━━━ Data provided

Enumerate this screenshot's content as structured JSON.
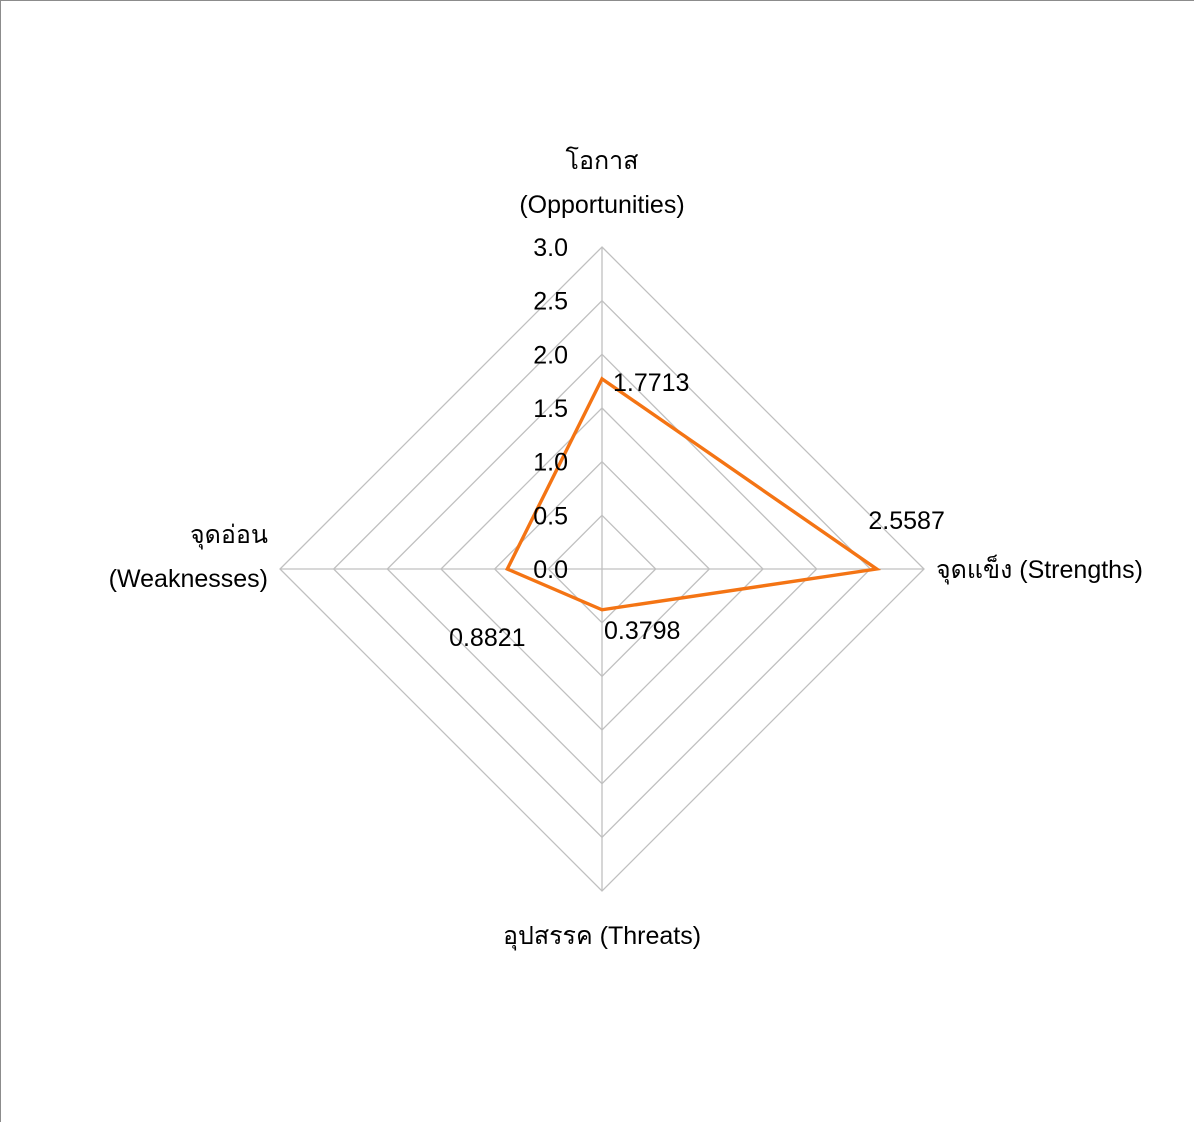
{
  "chart_data": {
    "type": "radar",
    "title": "",
    "axes": [
      {
        "lines": [
          "โอกาส",
          "(Opportunities)"
        ]
      },
      {
        "lines": [
          "จุดแข็ง (Strengths)"
        ]
      },
      {
        "lines": [
          "อุปสรรค (Threats)"
        ]
      },
      {
        "lines": [
          "จุดอ่อน",
          "(Weaknesses)"
        ]
      }
    ],
    "categories": [
      "โอกาส (Opportunities)",
      "จุดแข็ง (Strengths)",
      "อุปสรรค (Threats)",
      "จุดอ่อน (Weaknesses)"
    ],
    "series": [
      {
        "values": [
          1.7713,
          2.5587,
          0.3798,
          0.8821
        ],
        "data_labels": [
          "1.7713",
          "2.5587",
          "0.3798",
          "0.8821"
        ],
        "color": "#f47414"
      }
    ],
    "rlim": [
      0,
      3.0
    ],
    "ticks": [
      0,
      0.5,
      1.0,
      1.5,
      2.0,
      2.5,
      3.0
    ],
    "tick_labels": [
      "0.0",
      "0.5",
      "1.0",
      "1.5",
      "2.0",
      "2.5",
      "3.0"
    ],
    "grid": true,
    "grid_color": "#c0c0c0",
    "legend": "none"
  }
}
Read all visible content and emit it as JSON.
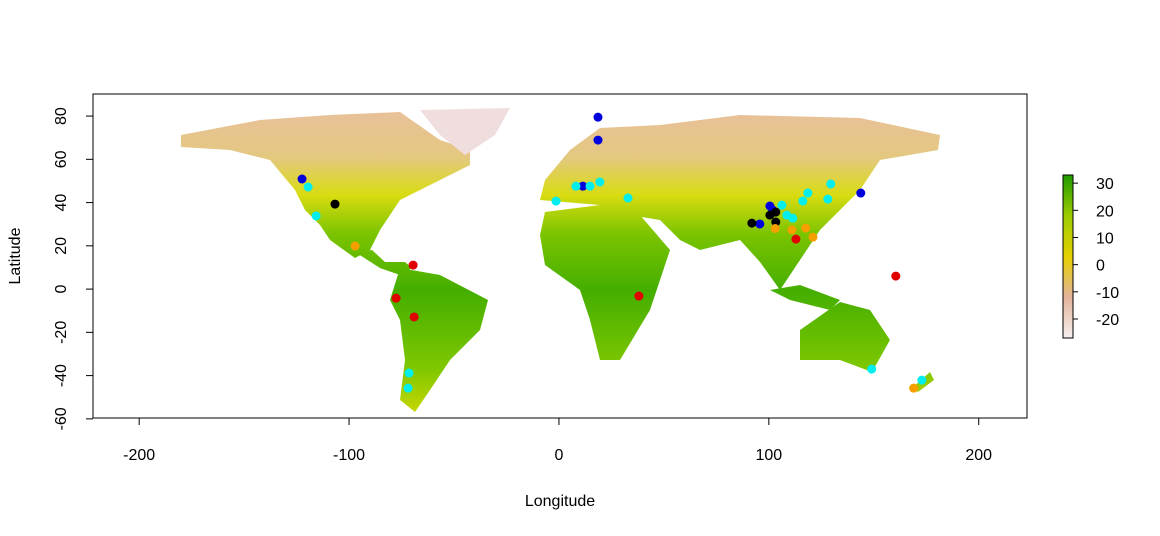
{
  "chart_data": {
    "type": "scatter",
    "x_label": "Longitude",
    "y_label": "Latitude",
    "xlim": [
      -222,
      223
    ],
    "ylim": [
      -59.6,
      90.2
    ],
    "xticks": [
      -200,
      -100,
      0,
      100,
      200
    ],
    "yticks": [
      -60,
      -40,
      -20,
      0,
      20,
      40,
      60,
      80
    ],
    "series": [
      {
        "color": "#0000dd",
        "x": [
          -122.4,
          18.6,
          18.6,
          11.4,
          100.5,
          101.9,
          95.7,
          143.8
        ],
        "values": [
          50.9,
          79.5,
          68.9,
          47.6,
          38.4,
          36.5,
          30.1,
          44.4
        ]
      },
      {
        "color": "#000000",
        "x": [
          -106.7,
          91.9,
          103.3,
          103.3,
          100.5
        ],
        "values": [
          39.3,
          30.5,
          35.6,
          31.0,
          34.2
        ]
      },
      {
        "color": "#e00000",
        "x": [
          -69.5,
          -77.6,
          -69.0,
          38.1,
          112.9,
          160.5
        ],
        "values": [
          11.1,
          -4.2,
          -12.9,
          -3.2,
          23.1,
          6.0
        ]
      },
      {
        "color": "#f5a000",
        "x": [
          -97.1,
          111.0,
          121.0,
          117.6,
          103.0,
          169.0
        ],
        "values": [
          19.9,
          27.3,
          24.0,
          28.2,
          28.0,
          -45.8
        ]
      },
      {
        "color": "#00eeee",
        "x": [
          -119.5,
          -115.7,
          -1.4,
          8.1,
          14.8,
          19.5,
          32.9,
          106.2,
          108.6,
          111.4,
          116.2,
          118.6,
          128.1,
          129.5,
          -71.4,
          -71.9,
          149.0,
          172.9
        ],
        "values": [
          47.2,
          33.8,
          40.7,
          47.6,
          47.6,
          49.5,
          42.1,
          38.8,
          34.2,
          32.8,
          40.7,
          44.4,
          41.6,
          48.6,
          -38.8,
          -45.8,
          -37.0,
          -42.1
        ]
      }
    ],
    "colorbar": {
      "lim": [
        -27,
        33
      ],
      "ticks": [
        -20,
        -10,
        0,
        10,
        20,
        30
      ],
      "colors": [
        "#f7f0f0",
        "#e3b49a",
        "#e6d000",
        "#9ccc00",
        "#1f9a00"
      ]
    }
  }
}
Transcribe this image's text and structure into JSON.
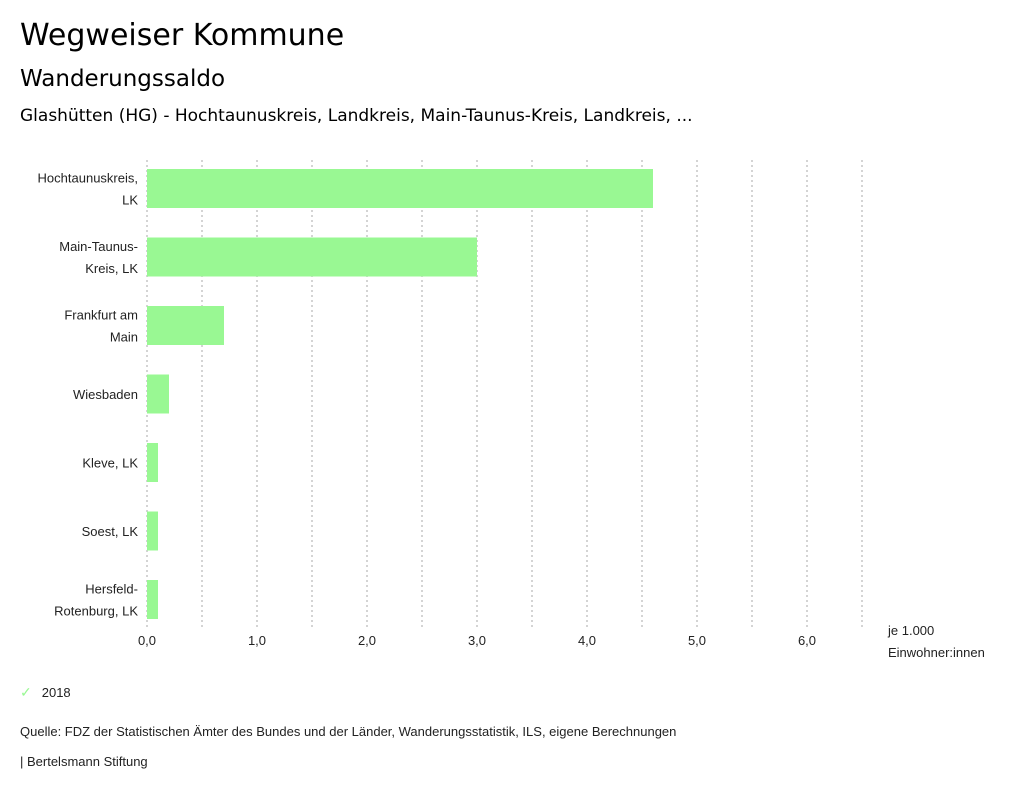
{
  "header": {
    "title": "Wegweiser Kommune",
    "subtitle": "Wanderungssaldo",
    "region": "Glashütten (HG) - Hochtaunuskreis, Landkreis, Main-Taunus-Kreis, Landkreis, ..."
  },
  "chart_data": {
    "type": "bar",
    "orientation": "horizontal",
    "categories": [
      [
        "Hochtaunuskreis,",
        "LK"
      ],
      [
        "Main-Taunus-",
        "Kreis, LK"
      ],
      [
        "Frankfurt am",
        "Main"
      ],
      [
        "Wiesbaden"
      ],
      [
        "Kleve, LK"
      ],
      [
        "Soest, LK"
      ],
      [
        "Hersfeld-",
        "Rotenburg, LK"
      ]
    ],
    "series": [
      {
        "name": "2018",
        "values": [
          4.6,
          3.0,
          0.7,
          0.2,
          0.1,
          0.1,
          0.1
        ],
        "color": "#99f893"
      }
    ],
    "xlim": [
      0,
      6.5
    ],
    "xticks": [
      "0,0",
      "1,0",
      "2,0",
      "3,0",
      "4,0",
      "5,0",
      "6,0"
    ],
    "xlabel": [
      "je 1.000",
      "Einwohner:innen"
    ],
    "grid": true,
    "legend": "bottom-left"
  },
  "legend": {
    "label": "2018",
    "icon": "check-icon"
  },
  "footer": {
    "source": "Quelle: FDZ der Statistischen Ämter des Bundes und der Länder, Wanderungsstatistik, ILS, eigene Berechnungen",
    "brand": "| Bertelsmann Stiftung"
  }
}
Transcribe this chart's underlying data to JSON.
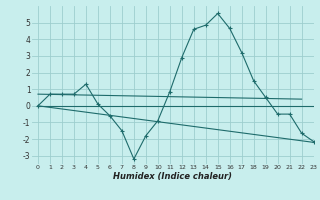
{
  "title": "",
  "xlabel": "Humidex (Indice chaleur)",
  "background_color": "#c8eeed",
  "grid_color": "#9ecece",
  "line_color": "#1e6b6b",
  "xlim": [
    -0.5,
    23
  ],
  "ylim": [
    -3.5,
    6.0
  ],
  "xticks": [
    0,
    1,
    2,
    3,
    4,
    5,
    6,
    7,
    8,
    9,
    10,
    11,
    12,
    13,
    14,
    15,
    16,
    17,
    18,
    19,
    20,
    21,
    22,
    23
  ],
  "yticks": [
    -3,
    -2,
    -1,
    0,
    1,
    2,
    3,
    4,
    5
  ],
  "main_x": [
    0,
    1,
    2,
    3,
    4,
    5,
    6,
    7,
    8,
    9,
    10,
    11,
    12,
    13,
    14,
    15,
    16,
    17,
    18,
    19,
    20,
    21,
    22,
    23
  ],
  "main_y": [
    0,
    0.7,
    0.7,
    0.7,
    1.3,
    0.1,
    -0.6,
    -1.5,
    -3.2,
    -1.8,
    -0.9,
    0.85,
    2.9,
    4.6,
    4.85,
    5.55,
    4.65,
    3.2,
    1.5,
    0.5,
    -0.5,
    -0.5,
    -1.65,
    -2.15
  ],
  "line1_x": [
    0,
    22
  ],
  "line1_y": [
    0.7,
    0.4
  ],
  "line2_x": [
    0,
    23
  ],
  "line2_y": [
    0.0,
    0.0
  ],
  "line3_x": [
    0,
    23
  ],
  "line3_y": [
    0.0,
    -2.2
  ]
}
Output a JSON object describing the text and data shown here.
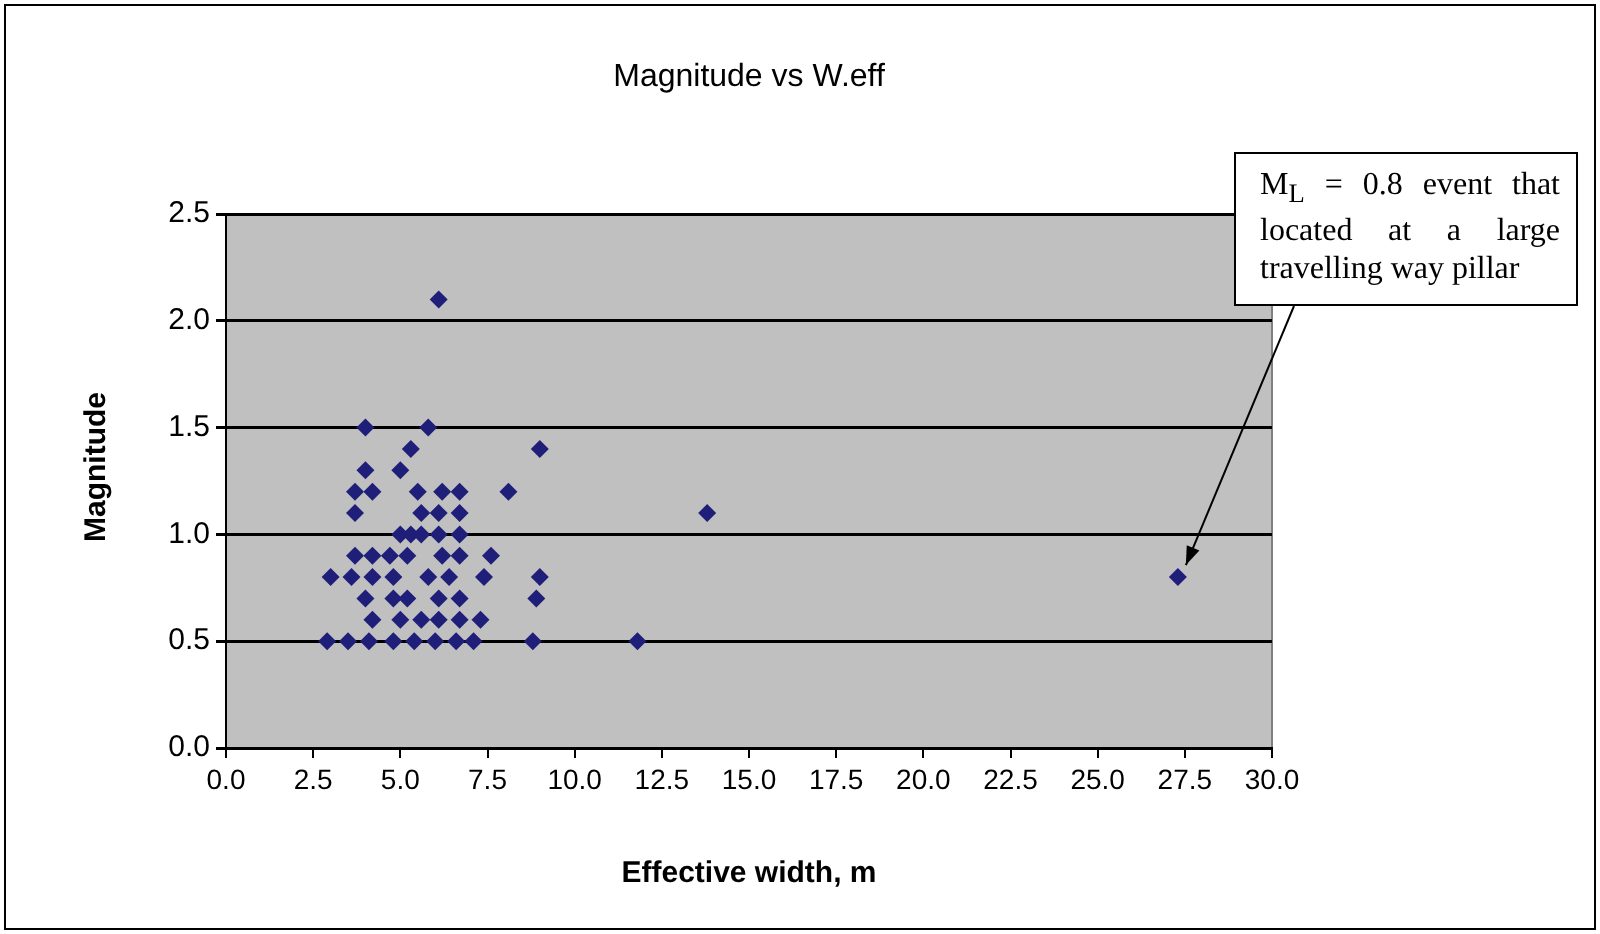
{
  "chart_data": {
    "type": "scatter",
    "title": "Magnitude vs W.eff",
    "xlabel": "Effective width, m",
    "ylabel": "Magnitude",
    "marker": "diamond",
    "grid": "y",
    "color": "#1f1f7a",
    "x": [
      6.1,
      4.0,
      5.8,
      5.3,
      9.0,
      5.0,
      4.0,
      3.7,
      4.2,
      5.5,
      6.2,
      6.7,
      8.1,
      3.7,
      5.6,
      6.1,
      6.7,
      5.0,
      5.3,
      5.6,
      6.1,
      6.7,
      3.7,
      4.2,
      4.7,
      5.2,
      6.2,
      6.7,
      7.6,
      3.0,
      3.6,
      4.2,
      4.8,
      5.8,
      6.4,
      7.4,
      9.0,
      4.0,
      4.8,
      5.2,
      6.1,
      6.7,
      8.9,
      4.2,
      5.0,
      5.6,
      6.1,
      6.7,
      7.3,
      2.9,
      3.5,
      4.1,
      4.8,
      5.4,
      6.0,
      6.6,
      7.1,
      8.8,
      13.8,
      11.8,
      27.3
    ],
    "values": [
      2.1,
      1.5,
      1.5,
      1.4,
      1.4,
      1.3,
      1.3,
      1.2,
      1.2,
      1.2,
      1.2,
      1.2,
      1.2,
      1.1,
      1.1,
      1.1,
      1.1,
      1.0,
      1.0,
      1.0,
      1.0,
      1.0,
      0.9,
      0.9,
      0.9,
      0.9,
      0.9,
      0.9,
      0.9,
      0.8,
      0.8,
      0.8,
      0.8,
      0.8,
      0.8,
      0.8,
      0.8,
      0.7,
      0.7,
      0.7,
      0.7,
      0.7,
      0.7,
      0.6,
      0.6,
      0.6,
      0.6,
      0.6,
      0.6,
      0.5,
      0.5,
      0.5,
      0.5,
      0.5,
      0.5,
      0.5,
      0.5,
      0.5,
      1.1,
      0.5,
      0.8
    ],
    "xlim": [
      0,
      30
    ],
    "ylim": [
      0,
      2.5
    ],
    "xticks": [
      {
        "value": 0,
        "label": "0.0"
      },
      {
        "value": 2.5,
        "label": "2.5"
      },
      {
        "value": 5,
        "label": "5.0"
      },
      {
        "value": 7.5,
        "label": "7.5"
      },
      {
        "value": 10,
        "label": "10.0"
      },
      {
        "value": 12.5,
        "label": "12.5"
      },
      {
        "value": 15,
        "label": "15.0"
      },
      {
        "value": 17.5,
        "label": "17.5"
      },
      {
        "value": 20,
        "label": "20.0"
      },
      {
        "value": 22.5,
        "label": "22.5"
      },
      {
        "value": 25,
        "label": "25.0"
      },
      {
        "value": 27.5,
        "label": "27.5"
      },
      {
        "value": 30,
        "label": "30.0"
      }
    ],
    "yticks": [
      {
        "value": 0,
        "label": "0.0"
      },
      {
        "value": 0.5,
        "label": "0.5"
      },
      {
        "value": 1,
        "label": "1.0"
      },
      {
        "value": 1.5,
        "label": "1.5"
      },
      {
        "value": 2,
        "label": "2.0"
      },
      {
        "value": 2.5,
        "label": "2.5"
      }
    ],
    "annotations": [
      {
        "text": "M$_{L}$ = 0.8 event that located at a large travelling way pillar",
        "x": 27.3,
        "y": 0.8
      }
    ]
  }
}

━━━━━━

▶ _What is expected_: Counting only lines of the data above that hold "JSON", report the total and nothing else.

▶ _Task result_: 5